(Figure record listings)
* * * * * * * * *
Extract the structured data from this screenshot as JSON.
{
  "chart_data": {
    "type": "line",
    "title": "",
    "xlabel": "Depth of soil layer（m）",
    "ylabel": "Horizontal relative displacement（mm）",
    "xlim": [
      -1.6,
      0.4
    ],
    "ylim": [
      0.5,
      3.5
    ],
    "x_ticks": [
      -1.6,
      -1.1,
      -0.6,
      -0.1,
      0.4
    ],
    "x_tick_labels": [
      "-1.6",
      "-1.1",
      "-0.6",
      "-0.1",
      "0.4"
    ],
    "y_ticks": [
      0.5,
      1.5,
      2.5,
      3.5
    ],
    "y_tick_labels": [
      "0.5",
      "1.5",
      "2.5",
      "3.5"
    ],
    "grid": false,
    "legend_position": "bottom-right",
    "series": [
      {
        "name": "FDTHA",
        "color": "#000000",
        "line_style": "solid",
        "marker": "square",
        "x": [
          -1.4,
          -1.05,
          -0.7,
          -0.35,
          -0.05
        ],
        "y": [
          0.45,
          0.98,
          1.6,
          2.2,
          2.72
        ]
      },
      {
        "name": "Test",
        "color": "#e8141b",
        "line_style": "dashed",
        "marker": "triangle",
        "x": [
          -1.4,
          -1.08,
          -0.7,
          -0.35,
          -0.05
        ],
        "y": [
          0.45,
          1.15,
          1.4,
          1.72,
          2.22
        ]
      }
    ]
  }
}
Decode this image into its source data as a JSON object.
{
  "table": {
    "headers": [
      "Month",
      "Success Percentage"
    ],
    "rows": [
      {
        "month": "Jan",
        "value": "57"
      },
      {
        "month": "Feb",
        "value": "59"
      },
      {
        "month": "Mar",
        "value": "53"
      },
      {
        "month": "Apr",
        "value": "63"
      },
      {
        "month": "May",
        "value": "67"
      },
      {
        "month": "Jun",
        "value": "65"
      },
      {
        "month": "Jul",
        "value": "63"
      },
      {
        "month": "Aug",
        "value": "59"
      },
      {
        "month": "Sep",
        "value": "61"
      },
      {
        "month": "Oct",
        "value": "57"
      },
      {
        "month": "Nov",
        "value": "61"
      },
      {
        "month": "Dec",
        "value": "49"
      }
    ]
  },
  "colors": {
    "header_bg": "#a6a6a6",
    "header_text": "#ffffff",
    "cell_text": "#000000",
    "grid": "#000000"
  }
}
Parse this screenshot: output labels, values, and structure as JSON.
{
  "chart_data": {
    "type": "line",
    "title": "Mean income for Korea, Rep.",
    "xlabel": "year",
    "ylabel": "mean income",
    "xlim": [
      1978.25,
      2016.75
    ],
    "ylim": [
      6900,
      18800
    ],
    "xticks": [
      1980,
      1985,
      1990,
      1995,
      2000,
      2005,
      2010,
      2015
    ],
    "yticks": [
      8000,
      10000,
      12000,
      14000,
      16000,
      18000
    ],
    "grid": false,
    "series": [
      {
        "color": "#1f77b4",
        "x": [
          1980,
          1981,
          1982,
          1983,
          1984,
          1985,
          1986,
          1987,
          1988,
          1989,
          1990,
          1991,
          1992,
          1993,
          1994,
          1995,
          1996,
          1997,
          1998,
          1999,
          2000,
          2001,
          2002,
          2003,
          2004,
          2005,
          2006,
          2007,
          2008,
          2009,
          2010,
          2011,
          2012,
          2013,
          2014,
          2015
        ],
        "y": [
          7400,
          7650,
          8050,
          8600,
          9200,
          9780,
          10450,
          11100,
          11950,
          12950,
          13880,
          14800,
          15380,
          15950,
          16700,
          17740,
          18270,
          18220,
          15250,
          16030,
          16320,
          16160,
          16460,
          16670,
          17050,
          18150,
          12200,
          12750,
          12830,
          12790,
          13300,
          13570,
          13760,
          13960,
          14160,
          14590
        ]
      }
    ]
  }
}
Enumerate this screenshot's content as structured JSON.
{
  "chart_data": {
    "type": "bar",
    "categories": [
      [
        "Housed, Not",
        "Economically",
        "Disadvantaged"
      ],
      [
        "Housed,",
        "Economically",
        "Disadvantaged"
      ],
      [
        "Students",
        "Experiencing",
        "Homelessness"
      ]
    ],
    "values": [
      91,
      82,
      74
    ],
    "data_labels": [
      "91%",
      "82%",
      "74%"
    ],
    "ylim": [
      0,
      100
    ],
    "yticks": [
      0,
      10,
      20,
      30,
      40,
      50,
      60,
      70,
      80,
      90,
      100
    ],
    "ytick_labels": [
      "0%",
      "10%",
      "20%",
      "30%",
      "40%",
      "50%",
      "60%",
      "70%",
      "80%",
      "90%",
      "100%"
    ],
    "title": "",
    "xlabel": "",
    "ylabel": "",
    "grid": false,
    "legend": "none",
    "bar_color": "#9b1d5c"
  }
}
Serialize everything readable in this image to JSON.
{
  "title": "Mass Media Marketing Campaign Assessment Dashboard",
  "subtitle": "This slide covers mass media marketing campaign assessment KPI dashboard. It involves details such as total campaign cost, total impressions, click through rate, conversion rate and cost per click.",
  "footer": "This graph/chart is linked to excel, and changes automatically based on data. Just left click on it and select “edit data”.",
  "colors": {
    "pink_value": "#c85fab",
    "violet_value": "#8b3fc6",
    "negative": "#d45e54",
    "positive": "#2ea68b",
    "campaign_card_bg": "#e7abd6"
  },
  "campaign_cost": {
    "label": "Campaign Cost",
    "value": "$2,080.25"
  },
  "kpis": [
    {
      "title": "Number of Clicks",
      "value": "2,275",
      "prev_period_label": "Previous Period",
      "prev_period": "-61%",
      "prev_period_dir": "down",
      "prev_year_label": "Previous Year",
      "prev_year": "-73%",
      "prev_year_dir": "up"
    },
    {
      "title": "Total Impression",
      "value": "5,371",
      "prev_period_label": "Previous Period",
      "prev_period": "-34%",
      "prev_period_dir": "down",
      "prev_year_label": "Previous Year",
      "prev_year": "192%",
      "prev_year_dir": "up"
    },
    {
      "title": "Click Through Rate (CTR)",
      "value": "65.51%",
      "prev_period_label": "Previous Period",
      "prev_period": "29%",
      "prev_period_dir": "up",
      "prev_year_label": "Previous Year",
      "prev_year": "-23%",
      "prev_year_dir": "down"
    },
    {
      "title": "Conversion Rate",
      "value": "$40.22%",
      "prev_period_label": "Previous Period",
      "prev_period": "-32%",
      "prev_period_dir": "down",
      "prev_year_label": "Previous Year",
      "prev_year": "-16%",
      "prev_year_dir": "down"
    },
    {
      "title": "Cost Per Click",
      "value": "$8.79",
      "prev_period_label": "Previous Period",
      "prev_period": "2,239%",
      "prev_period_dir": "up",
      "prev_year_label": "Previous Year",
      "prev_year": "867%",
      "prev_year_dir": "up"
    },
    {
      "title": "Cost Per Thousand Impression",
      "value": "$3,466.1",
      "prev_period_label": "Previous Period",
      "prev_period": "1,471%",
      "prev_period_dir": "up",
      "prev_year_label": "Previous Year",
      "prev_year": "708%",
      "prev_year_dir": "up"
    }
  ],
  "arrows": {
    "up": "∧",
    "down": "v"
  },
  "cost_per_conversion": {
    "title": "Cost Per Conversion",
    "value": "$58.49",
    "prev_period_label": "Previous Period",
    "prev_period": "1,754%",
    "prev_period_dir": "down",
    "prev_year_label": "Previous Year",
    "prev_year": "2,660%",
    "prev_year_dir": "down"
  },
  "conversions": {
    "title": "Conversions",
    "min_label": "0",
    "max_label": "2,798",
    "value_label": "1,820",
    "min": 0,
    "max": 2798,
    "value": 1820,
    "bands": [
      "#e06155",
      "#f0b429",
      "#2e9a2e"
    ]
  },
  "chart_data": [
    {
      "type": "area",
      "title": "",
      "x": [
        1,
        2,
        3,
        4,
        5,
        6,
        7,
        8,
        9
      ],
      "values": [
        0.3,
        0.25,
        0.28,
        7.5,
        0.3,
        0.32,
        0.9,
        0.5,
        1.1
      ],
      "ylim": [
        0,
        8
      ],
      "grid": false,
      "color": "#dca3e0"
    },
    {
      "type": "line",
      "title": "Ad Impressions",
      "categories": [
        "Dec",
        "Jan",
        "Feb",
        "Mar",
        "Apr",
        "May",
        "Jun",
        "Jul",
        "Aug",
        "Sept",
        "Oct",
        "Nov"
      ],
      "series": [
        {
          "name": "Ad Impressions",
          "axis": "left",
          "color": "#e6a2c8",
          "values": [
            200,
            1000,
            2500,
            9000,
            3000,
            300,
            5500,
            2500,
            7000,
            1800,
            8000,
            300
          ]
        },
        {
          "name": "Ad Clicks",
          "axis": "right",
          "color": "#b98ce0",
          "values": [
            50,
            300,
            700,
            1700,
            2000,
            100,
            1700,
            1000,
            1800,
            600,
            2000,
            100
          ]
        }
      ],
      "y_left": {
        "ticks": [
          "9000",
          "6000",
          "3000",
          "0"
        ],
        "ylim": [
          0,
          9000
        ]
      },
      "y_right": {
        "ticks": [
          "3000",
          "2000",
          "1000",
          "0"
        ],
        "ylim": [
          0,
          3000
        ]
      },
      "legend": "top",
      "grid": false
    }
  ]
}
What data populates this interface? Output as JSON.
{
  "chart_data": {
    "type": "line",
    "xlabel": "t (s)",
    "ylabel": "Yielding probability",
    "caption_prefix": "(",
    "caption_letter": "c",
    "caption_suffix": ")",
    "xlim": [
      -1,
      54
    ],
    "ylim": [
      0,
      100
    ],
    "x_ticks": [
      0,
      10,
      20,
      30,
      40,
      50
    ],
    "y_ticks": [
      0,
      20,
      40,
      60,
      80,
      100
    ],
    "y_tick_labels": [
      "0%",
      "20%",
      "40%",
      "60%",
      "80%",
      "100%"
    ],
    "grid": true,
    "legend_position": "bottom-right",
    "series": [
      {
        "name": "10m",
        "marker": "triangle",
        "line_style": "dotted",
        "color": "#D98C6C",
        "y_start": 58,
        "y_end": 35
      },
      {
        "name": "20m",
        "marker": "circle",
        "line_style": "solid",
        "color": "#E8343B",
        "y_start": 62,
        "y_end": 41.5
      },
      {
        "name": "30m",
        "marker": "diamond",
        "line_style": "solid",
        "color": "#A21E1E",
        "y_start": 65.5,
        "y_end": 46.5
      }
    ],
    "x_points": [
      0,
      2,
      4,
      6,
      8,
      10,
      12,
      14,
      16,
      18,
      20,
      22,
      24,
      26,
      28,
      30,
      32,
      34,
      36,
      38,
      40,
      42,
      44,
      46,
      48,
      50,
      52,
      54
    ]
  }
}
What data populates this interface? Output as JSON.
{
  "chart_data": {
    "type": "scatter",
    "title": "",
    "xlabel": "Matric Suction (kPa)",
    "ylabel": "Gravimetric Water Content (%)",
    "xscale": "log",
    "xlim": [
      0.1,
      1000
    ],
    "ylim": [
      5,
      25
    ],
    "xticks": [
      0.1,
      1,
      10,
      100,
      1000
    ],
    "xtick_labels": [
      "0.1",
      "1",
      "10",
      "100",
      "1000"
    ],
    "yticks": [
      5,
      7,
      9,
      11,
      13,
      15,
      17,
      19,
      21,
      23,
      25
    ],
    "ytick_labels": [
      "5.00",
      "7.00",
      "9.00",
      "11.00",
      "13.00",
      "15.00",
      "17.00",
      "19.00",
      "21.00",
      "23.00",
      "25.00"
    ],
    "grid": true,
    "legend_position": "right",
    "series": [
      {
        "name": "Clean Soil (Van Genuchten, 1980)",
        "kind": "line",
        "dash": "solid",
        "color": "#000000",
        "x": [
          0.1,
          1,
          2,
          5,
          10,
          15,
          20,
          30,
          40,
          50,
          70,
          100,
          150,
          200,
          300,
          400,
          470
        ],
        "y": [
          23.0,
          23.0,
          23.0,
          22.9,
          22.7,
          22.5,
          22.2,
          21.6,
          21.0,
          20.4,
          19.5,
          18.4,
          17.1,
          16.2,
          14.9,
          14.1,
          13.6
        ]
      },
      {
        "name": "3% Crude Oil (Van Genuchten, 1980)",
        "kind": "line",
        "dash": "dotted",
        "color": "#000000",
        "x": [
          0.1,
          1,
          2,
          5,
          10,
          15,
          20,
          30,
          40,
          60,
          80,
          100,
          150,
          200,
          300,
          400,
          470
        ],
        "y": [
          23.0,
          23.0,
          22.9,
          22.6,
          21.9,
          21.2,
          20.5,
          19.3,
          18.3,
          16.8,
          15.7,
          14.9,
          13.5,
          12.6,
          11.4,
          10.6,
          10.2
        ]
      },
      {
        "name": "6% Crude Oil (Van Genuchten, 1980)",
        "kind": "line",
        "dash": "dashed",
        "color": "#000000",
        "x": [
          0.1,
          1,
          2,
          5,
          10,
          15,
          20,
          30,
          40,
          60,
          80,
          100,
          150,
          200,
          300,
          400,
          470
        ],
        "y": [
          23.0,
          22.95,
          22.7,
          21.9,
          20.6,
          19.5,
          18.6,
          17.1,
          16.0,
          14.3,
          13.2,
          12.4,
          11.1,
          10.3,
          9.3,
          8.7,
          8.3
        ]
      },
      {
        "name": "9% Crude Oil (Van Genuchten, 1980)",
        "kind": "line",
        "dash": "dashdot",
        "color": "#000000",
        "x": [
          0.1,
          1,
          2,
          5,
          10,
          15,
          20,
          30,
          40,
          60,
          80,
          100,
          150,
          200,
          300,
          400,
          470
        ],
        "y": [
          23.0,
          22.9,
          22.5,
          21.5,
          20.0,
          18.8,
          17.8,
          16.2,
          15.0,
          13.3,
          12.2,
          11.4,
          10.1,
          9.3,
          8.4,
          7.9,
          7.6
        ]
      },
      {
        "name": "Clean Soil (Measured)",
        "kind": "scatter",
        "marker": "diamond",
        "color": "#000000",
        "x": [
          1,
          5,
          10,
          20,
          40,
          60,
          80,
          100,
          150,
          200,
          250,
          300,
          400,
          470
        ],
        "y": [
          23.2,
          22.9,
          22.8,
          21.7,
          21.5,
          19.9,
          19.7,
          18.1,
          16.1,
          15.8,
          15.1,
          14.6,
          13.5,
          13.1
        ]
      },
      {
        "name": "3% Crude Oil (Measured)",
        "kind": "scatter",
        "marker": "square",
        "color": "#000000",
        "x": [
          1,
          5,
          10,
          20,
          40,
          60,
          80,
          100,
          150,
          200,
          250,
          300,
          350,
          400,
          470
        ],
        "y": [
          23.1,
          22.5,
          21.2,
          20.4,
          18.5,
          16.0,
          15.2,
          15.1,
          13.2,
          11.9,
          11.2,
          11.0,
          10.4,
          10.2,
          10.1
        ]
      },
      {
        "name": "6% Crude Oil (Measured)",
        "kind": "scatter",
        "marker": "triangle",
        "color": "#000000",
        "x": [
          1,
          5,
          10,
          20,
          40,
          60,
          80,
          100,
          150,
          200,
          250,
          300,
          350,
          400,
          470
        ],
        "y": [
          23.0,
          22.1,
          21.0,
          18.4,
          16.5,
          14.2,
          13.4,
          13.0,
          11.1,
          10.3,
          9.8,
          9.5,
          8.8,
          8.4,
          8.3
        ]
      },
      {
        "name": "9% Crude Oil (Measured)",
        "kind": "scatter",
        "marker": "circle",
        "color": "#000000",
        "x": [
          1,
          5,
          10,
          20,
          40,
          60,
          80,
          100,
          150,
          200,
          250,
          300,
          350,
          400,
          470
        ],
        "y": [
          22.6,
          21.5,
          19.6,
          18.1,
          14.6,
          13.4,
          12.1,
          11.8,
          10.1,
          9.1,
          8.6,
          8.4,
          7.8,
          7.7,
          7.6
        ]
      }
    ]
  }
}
* * * * * * * * *
TASK TO CARRY OUT: Out of the preceding entries, pull every line containing the string "ylabel".

ANSWER:
    "ylabel": "Horizontal relative displacement（mm）",
    "ylabel": "mean income",
    "ylabel": "",
    "ylabel": "Yielding probability",
    "ylabel": "Gravimetric Water Content (%)",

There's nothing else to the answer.